→ What you are asked to do
Gather all lines from the material that contain the word "воды".

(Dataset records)
▼
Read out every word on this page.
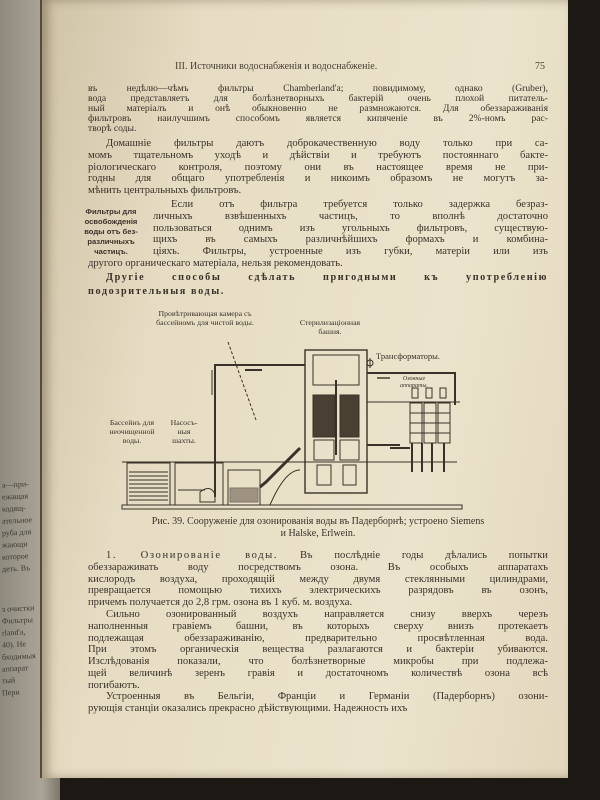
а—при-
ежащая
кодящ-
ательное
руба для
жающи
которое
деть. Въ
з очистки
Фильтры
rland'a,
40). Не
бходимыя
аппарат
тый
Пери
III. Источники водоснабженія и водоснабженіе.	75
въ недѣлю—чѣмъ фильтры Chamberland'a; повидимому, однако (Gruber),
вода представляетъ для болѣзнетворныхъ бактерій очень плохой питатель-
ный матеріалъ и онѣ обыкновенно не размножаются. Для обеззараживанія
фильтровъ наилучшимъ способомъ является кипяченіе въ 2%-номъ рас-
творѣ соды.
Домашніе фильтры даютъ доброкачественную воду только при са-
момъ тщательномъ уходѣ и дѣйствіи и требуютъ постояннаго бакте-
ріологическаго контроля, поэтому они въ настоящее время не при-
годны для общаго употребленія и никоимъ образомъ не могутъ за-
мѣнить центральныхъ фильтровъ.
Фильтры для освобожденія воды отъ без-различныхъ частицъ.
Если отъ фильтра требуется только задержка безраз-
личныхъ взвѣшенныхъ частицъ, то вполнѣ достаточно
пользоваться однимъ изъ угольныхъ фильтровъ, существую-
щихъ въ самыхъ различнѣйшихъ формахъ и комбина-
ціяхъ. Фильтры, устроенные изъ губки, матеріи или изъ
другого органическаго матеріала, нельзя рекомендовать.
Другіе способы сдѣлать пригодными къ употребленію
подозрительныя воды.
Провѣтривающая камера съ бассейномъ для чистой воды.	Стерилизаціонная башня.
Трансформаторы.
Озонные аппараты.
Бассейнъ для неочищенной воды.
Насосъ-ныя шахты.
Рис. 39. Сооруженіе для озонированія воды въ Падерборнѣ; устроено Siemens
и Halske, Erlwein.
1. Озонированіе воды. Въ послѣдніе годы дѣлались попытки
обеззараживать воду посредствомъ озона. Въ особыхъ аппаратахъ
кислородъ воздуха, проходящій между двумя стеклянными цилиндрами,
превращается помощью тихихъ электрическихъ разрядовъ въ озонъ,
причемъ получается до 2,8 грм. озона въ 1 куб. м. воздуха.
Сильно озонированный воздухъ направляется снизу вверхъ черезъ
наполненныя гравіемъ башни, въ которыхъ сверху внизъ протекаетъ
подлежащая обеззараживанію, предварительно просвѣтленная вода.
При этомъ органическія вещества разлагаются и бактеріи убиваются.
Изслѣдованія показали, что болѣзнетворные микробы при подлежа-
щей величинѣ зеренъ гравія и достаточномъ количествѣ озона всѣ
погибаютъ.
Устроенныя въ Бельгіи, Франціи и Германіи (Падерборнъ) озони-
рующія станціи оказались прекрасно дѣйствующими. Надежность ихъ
▲
▼
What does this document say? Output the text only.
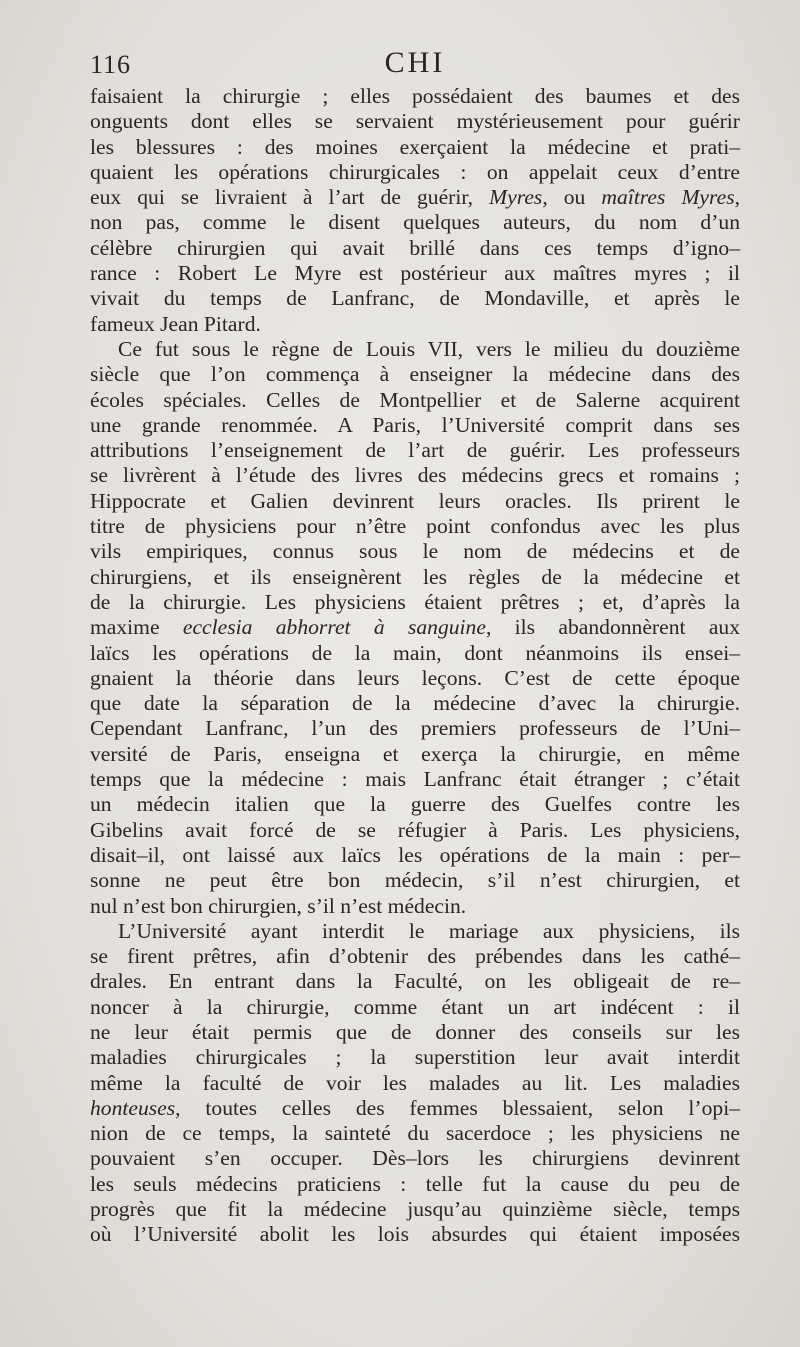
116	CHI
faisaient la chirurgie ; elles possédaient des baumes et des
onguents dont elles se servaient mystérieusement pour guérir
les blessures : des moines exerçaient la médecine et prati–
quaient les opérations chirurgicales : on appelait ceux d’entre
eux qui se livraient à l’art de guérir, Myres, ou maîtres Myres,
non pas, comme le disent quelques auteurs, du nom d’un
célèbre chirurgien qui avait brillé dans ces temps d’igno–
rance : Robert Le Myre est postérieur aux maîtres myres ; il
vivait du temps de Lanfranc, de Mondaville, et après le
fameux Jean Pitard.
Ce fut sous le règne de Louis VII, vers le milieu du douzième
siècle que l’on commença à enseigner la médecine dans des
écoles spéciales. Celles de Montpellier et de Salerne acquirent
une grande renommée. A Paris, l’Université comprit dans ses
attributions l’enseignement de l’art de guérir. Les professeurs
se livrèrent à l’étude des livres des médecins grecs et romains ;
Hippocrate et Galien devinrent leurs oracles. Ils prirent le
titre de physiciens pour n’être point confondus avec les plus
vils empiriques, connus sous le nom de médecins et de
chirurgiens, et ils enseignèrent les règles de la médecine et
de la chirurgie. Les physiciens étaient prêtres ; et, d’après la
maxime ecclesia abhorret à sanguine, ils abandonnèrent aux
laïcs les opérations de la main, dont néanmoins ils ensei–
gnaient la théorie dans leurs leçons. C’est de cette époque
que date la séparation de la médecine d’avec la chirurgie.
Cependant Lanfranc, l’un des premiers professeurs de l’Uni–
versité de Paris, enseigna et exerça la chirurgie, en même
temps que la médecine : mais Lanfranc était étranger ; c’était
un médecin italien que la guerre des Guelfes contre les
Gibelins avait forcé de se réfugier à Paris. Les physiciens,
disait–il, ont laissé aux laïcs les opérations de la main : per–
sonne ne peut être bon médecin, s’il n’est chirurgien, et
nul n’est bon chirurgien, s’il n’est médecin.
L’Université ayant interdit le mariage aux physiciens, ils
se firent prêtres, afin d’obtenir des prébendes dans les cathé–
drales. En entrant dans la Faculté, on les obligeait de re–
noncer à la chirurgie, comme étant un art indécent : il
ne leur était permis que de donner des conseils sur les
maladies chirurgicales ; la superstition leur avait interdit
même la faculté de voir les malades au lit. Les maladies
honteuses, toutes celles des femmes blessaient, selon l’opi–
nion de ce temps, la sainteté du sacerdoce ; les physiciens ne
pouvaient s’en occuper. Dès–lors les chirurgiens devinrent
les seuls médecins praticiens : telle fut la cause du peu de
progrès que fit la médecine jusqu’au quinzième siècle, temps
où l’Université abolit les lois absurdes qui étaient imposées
▲
▼
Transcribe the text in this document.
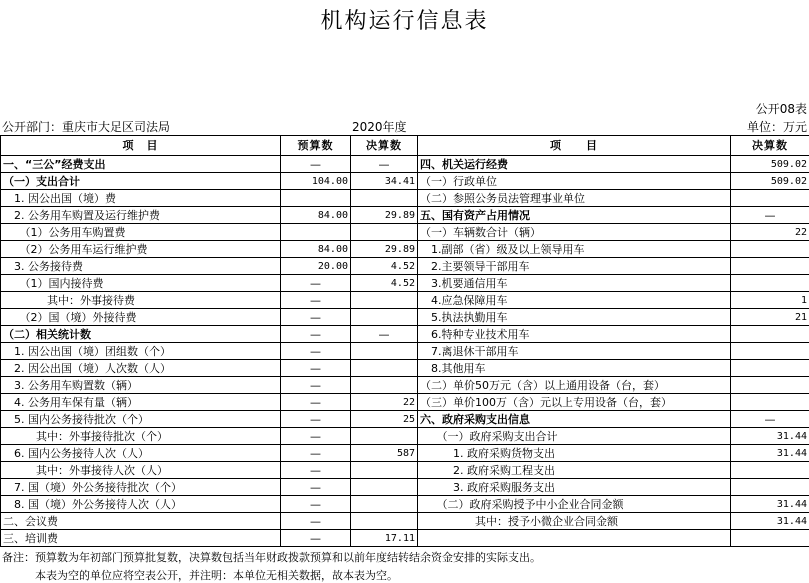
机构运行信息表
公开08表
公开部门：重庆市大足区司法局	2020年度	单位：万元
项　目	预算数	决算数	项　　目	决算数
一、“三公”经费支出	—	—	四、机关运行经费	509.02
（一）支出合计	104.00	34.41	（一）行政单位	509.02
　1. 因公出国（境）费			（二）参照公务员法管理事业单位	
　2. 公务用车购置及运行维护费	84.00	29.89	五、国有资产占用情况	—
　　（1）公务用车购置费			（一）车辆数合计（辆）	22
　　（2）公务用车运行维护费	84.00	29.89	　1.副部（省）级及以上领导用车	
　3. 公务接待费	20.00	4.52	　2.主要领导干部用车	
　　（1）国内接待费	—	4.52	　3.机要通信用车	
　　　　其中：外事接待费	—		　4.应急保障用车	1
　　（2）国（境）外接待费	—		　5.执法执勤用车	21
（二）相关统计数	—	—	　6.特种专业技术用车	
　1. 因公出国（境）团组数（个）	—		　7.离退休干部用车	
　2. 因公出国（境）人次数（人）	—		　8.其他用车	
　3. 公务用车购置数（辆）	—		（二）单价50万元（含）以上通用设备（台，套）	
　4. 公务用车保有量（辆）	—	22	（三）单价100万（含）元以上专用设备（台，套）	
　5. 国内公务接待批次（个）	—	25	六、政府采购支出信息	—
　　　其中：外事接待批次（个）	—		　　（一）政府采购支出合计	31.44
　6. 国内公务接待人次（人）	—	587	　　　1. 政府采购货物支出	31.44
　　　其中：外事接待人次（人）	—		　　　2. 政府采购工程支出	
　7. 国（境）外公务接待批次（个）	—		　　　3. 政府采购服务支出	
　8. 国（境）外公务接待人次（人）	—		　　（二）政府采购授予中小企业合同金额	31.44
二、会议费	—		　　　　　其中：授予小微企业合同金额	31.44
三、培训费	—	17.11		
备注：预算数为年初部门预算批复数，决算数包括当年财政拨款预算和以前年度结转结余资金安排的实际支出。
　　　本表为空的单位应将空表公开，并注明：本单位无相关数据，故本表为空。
▲
→ Solution
Фильтры для освобожденія воды отъ без-различныхъ частицъ.
подозрительныя воды.
Провѣтривающая камера съ бассейномъ для чистой воды.	Стерилизаціонная башня.
Бассейнъ для неочищенной воды.
Рис. 39. Сооруженіе для озонированія воды въ Падерборнѣ; устроено Siemens
1. Озонированіе воды. Въ послѣдніе годы дѣлались попытки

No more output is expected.